EXERCISE DESCRIPTION
Write out the listing beneath this instruction in its entirety, exactly as it reads.

=== GIVEN RECORDS ===

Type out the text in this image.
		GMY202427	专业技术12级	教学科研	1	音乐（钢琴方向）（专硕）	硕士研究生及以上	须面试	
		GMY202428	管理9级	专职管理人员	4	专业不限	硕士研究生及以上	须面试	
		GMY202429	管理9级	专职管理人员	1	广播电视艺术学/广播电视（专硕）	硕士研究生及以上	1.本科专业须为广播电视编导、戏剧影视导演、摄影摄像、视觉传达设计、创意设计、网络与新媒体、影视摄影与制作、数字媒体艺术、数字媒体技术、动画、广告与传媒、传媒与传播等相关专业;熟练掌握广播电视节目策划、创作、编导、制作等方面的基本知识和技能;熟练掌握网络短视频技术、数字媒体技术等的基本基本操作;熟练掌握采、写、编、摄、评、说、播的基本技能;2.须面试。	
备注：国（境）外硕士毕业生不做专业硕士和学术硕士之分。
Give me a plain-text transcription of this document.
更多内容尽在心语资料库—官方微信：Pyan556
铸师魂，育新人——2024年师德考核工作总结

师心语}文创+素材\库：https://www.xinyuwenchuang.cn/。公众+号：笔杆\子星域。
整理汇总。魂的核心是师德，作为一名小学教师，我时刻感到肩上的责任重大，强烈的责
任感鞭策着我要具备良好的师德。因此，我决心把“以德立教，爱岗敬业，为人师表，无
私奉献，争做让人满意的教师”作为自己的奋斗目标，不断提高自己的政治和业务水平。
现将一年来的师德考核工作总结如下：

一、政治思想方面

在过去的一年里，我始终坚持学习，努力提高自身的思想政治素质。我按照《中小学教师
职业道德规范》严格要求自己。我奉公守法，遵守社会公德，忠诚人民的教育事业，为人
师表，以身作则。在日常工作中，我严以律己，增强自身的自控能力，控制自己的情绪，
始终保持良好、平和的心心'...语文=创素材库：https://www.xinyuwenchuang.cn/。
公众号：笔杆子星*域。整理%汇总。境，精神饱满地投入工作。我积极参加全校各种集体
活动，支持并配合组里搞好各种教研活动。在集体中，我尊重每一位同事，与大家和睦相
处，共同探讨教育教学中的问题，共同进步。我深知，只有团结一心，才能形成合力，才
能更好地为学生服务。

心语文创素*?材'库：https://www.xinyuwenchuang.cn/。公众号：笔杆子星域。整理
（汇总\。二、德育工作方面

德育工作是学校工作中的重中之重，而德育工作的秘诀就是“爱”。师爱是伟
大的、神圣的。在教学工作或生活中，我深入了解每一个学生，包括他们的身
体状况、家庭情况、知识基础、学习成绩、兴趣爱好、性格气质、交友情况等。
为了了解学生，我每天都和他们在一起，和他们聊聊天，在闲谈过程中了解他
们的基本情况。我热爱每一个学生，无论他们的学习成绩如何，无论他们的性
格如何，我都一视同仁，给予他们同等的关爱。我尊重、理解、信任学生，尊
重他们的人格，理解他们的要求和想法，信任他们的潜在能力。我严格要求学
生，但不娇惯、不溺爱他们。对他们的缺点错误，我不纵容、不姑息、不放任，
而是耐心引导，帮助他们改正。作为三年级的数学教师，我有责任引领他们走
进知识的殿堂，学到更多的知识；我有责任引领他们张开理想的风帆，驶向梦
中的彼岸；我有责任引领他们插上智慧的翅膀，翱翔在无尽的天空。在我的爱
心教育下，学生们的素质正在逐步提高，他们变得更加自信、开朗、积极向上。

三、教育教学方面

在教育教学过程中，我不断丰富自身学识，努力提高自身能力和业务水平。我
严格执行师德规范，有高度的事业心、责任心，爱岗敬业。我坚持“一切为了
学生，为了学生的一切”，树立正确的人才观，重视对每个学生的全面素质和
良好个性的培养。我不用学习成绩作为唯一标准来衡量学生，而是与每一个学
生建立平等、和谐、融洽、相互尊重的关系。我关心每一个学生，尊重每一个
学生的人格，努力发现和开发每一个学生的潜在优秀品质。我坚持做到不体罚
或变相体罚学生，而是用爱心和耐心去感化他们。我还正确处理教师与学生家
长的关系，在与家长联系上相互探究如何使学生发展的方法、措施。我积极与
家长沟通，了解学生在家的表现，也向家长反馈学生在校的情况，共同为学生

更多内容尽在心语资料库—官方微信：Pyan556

===

SOLUTION TO THIS TASK
Type out the text in this image.
		GMY202427	专业技术12级	教学科研	1	音乐（钢琴方向）（专硕）	硕士研究生及以上	须面试	
		GMY202428	管理9级	专职管理人员	4	专业不限	硕士研究生及以上	须面试	
		GMY202429	管理9级	专职管理人员	1	广播电视艺术学/广播电视（专硕）	硕士研究生及以上	1.本科专业须为广播电视编导、戏剧影视导演、摄影摄像、视觉传达设计、创意设计、网络与新媒体、影视摄影与制作、数字媒体艺术、数字媒体技术、动画、广告与传媒、传媒与传播等相关专业;熟练掌握广播电视节目策划、创作、编导、制作等方面的基本知识和技能;熟练掌握网络短视频技术、数字媒体技术等的基本基本操作;熟练掌握采、写、编、摄、评、说、播的基本技能;2.须面试。	
备注：国（境）外硕士毕业生不做专业硕士和学术硕士之分。
Give me a plain-text transcription of this document.
更多内容尽在心语资料库—官方微信：Pyan556
铸师魂，育新人——2024年师德考核工作总结

师心语}文创+素材\库：https://www.xinyuwenchuang.cn/。公众+号：笔杆\子星域。
整理汇总。魂的核心是师德，作为一名小学教师，我时刻感到肩上的责任重大，强烈的责
任感鞭策着我要具备良好的师德。因此，我决心把“以德立教，爱岗敬业，为人师表，无
私奉献，争做让人满意的教师”作为自己的奋斗目标，不断提高自己的政治和业务水平。
现将一年来的师德考核工作总结如下：

一、政治思想方面

在过去的一年里，我始终坚持学习，努力提高自身的思想政治素质。我按照《中小学教师
职业道德规范》严格要求自己。我奉公守法，遵守社会公德，忠诚人民的教育事业，为人
师表，以身作则。在日常工作中，我严以律己，增强自身的自控能力，控制自己的情绪，
始终保持良好、平和的心心'...语文=创素材库：https://www.xinyuwenchuang.cn/。
公众号：笔杆子星*域。整理%汇总。境，精神饱满地投入工作。我积极参加全校各种集体
活动，支持并配合组里搞好各种教研活动。在集体中，我尊重每一位同事，与大家和睦相
处，共同探讨教育教学中的问题，共同进步。我深知，只有团结一心，才能形成合力，才
能更好地为学生服务。

心语文创素*?材'库：https://www.xinyuwenchuang.cn/。公众号：笔杆子星域。整理
（汇总\。二、德育工作方面

德育工作是学校工作中的重中之重，而德育工作的秘诀就是“爱”。师爱是伟
大的、神圣的。在教学工作或生活中，我深入了解每一个学生，包括他们的身
体状况、家庭情况、知识基础、学习成绩、兴趣爱好、性格气质、交友情况等。
为了了解学生，我每天都和他们在一起，和他们聊聊天，在闲谈过程中了解他
们的基本情况。我热爱每一个学生，无论他们的学习成绩如何，无论他们的性
格如何，我都一视同仁，给予他们同等的关爱。我尊重、理解、信任学生，尊
重他们的人格，理解他们的要求和想法，信任他们的潜在能力。我严格要求学
生，但不娇惯、不溺爱他们。对他们的缺点错误，我不纵容、不姑息、不放任，
而是耐心引导，帮助他们改正。作为三年级的数学教师，我有责任引领他们走
进知识的殿堂，学到更多的知识；我有责任引领他们张开理想的风帆，驶向梦
中的彼岸；我有责任引领他们插上智慧的翅膀，翱翔在无尽的天空。在我的爱
心教育下，学生们的素质正在逐步提高，他们变得更加自信、开朗、积极向上。

三、教育教学方面

在教育教学过程中，我不断丰富自身学识，努力提高自身能力和业务水平。我
严格执行师德规范，有高度的事业心、责任心，爱岗敬业。我坚持“一切为了
学生，为了学生的一切”，树立正确的人才观，重视对每个学生的全面素质和
良好个性的培养。我不用学习成绩作为唯一标准来衡量学生，而是与每一个学
生建立平等、和谐、融洽、相互尊重的关系。我关心每一个学生，尊重每一个
学生的人格，努力发现和开发每一个学生的潜在优秀品质。我坚持做到不体罚
或变相体罚学生，而是用爱心和耐心去感化他们。我还正确处理教师与学生家
长的关系，在与家长联系上相互探究如何使学生发展的方法、措施。我积极与
家长沟通，了解学生在家的表现，也向家长反馈学生在校的情况，共同为学生

更多内容尽在心语资料库—官方微信：Pyan556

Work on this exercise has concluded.